** start **

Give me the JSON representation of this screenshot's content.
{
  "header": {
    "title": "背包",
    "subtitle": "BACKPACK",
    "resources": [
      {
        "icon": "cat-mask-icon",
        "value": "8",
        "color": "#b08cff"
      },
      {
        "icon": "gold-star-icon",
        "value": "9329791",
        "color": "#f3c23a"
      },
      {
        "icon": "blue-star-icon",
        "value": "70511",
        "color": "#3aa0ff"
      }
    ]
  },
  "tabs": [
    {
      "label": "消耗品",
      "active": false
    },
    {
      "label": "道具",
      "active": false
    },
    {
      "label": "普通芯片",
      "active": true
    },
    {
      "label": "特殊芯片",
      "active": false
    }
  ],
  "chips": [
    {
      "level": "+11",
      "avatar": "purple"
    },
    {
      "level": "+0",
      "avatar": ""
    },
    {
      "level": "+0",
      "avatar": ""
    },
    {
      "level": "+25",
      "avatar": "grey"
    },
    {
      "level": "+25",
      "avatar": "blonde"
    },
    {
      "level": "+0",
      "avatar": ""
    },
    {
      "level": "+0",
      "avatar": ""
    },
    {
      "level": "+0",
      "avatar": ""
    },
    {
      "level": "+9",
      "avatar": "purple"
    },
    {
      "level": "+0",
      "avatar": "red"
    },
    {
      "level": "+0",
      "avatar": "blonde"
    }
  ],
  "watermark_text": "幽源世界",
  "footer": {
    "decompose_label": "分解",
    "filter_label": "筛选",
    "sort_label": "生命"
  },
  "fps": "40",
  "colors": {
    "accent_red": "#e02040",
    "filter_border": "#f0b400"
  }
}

** end **

■ GIVEN PROBLEM
Print all of the data exactly as it was given.

■ RESULT OF THE EXERCISE
Give me the JSON representation of this screenshot's content.
{
  "header": {
    "title": "背包",
    "subtitle": "BACKPACK",
    "resources": [
      {
        "icon": "cat-mask-icon",
        "value": "8",
        "color": "#b08cff"
      },
      {
        "icon": "gold-star-icon",
        "value": "9329791",
        "color": "#f3c23a"
      },
      {
        "icon": "blue-star-icon",
        "value": "70511",
        "color": "#3aa0ff"
      }
    ]
  },
  "tabs": [
    {
      "label": "消耗品",
      "active": false
    },
    {
      "label": "道具",
      "active": false
    },
    {
      "label": "普通芯片",
      "active": true
    },
    {
      "label": "特殊芯片",
      "active": false
    }
  ],
  "chips": [
    {
      "level": "+11",
      "avatar": "purple"
    },
    {
      "level": "+0",
      "avatar": ""
    },
    {
      "level": "+0",
      "avatar": ""
    },
    {
      "level": "+25",
      "avatar": "grey"
    },
    {
      "level": "+25",
      "avatar": "blonde"
    },
    {
      "level": "+0",
      "avatar": ""
    },
    {
      "level": "+0",
      "avatar": ""
    },
    {
      "level": "+0",
      "avatar": ""
    },
    {
      "level": "+9",
      "avatar": "purple"
    },
    {
      "level": "+0",
      "avatar": "red"
    },
    {
      "level": "+0",
      "avatar": "blonde"
    }
  ],
  "watermark_text": "幽源世界",
  "footer": {
    "decompose_label": "分解",
    "filter_label": "筛选",
    "sort_label": "生命"
  },
  "fps": "40",
  "colors": {
    "accent_red": "#e02040",
    "filter_border": "#f0b400"
  }
}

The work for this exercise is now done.